== TO DO ==
Exactly repeat all the records below, omitting the images they hold.
* * *
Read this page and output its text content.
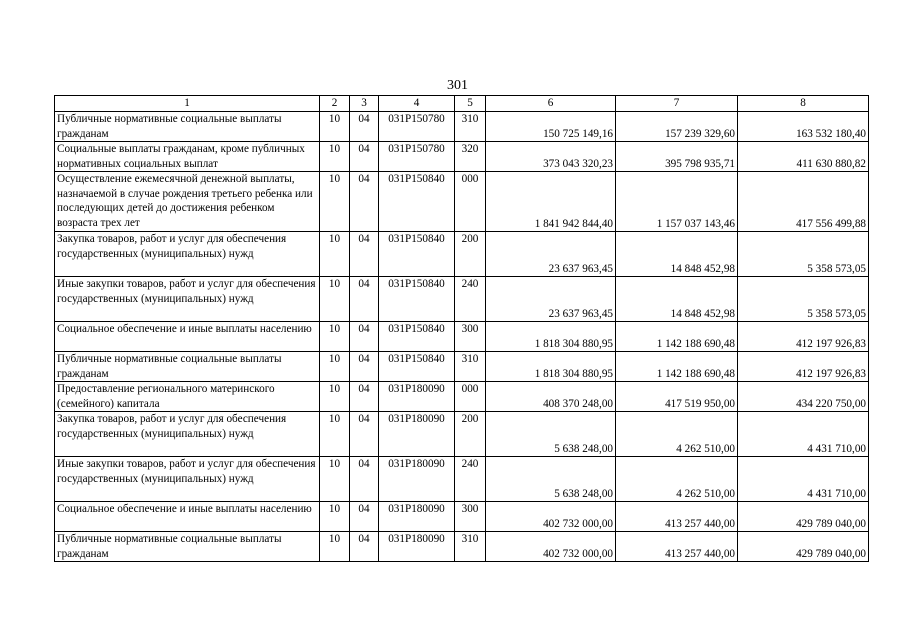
301
1	2	3	4	5	6	7	8
Публичные нормативные социальные выплаты гражданам	10	04	031P150780	310	150 725 149,16	157 239 329,60	163 532 180,40
Социальные выплаты гражданам, кроме публичных нормативных социальных выплат	10	04	031P150780	320	373 043 320,23	395 798 935,71	411 630 880,82
Осуществление ежемесячной денежной выплаты, назначаемой в случае рождения третьего ребенка или последующих детей до достижения ребенком возраста трех лет	10	04	031P150840	000	1 841 942 844,40	1 157 037 143,46	417 556 499,88
Закупка товаров, работ и услуг для обеспечения государственных (муниципальных) нужд	10	04	031P150840	200	23 637 963,45	14 848 452,98	5 358 573,05
Иные закупки товаров, работ и услуг для обеспечения государственных (муниципальных) нужд	10	04	031P150840	240	23 637 963,45	14 848 452,98	5 358 573,05
Социальное обеспечение и иные выплаты населению	10	04	031P150840	300	1 818 304 880,95	1 142 188 690,48	412 197 926,83
Публичные нормативные социальные выплаты гражданам	10	04	031P150840	310	1 818 304 880,95	1 142 188 690,48	412 197 926,83
Предоставление регионального материнского (семейного) капитала	10	04	031P180090	000	408 370 248,00	417 519 950,00	434 220 750,00
Закупка товаров, работ и услуг для обеспечения государственных (муниципальных) нужд	10	04	031P180090	200	5 638 248,00	4 262 510,00	4 431 710,00
Иные закупки товаров, работ и услуг для обеспечения государственных (муниципальных) нужд	10	04	031P180090	240	5 638 248,00	4 262 510,00	4 431 710,00
Социальное обеспечение и иные выплаты населению	10	04	031P180090	300	402 732 000,00	413 257 440,00	429 789 040,00
Публичные нормативные социальные выплаты гражданам	10	04	031P180090	310	402 732 000,00	413 257 440,00	429 789 040,00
* * *
== WORKED ANSWER ==
Read this page and output its text content.
301
1	2	3	4	5	6	7	8
Публичные нормативные социальные выплаты гражданам	10	04	031P150780	310	150 725 149,16	157 239 329,60	163 532 180,40
Социальные выплаты гражданам, кроме публичных нормативных социальных выплат	10	04	031P150780	320	373 043 320,23	395 798 935,71	411 630 880,82
Осуществление ежемесячной денежной выплаты, назначаемой в случае рождения третьего ребенка или последующих детей до достижения ребенком возраста трех лет	10	04	031P150840	000	1 841 942 844,40	1 157 037 143,46	417 556 499,88
Закупка товаров, работ и услуг для обеспечения государственных (муниципальных) нужд	10	04	031P150840	200	23 637 963,45	14 848 452,98	5 358 573,05
Иные закупки товаров, работ и услуг для обеспечения государственных (муниципальных) нужд	10	04	031P150840	240	23 637 963,45	14 848 452,98	5 358 573,05
Социальное обеспечение и иные выплаты населению	10	04	031P150840	300	1 818 304 880,95	1 142 188 690,48	412 197 926,83
Публичные нормативные социальные выплаты гражданам	10	04	031P150840	310	1 818 304 880,95	1 142 188 690,48	412 197 926,83
Предоставление регионального материнского (семейного) капитала	10	04	031P180090	000	408 370 248,00	417 519 950,00	434 220 750,00
Закупка товаров, работ и услуг для обеспечения государственных (муниципальных) нужд	10	04	031P180090	200	5 638 248,00	4 262 510,00	4 431 710,00
Иные закупки товаров, работ и услуг для обеспечения государственных (муниципальных) нужд	10	04	031P180090	240	5 638 248,00	4 262 510,00	4 431 710,00
Социальное обеспечение и иные выплаты населению	10	04	031P180090	300	402 732 000,00	413 257 440,00	429 789 040,00
Публичные нормативные социальные выплаты гражданам	10	04	031P180090	310	402 732 000,00	413 257 440,00	429 789 040,00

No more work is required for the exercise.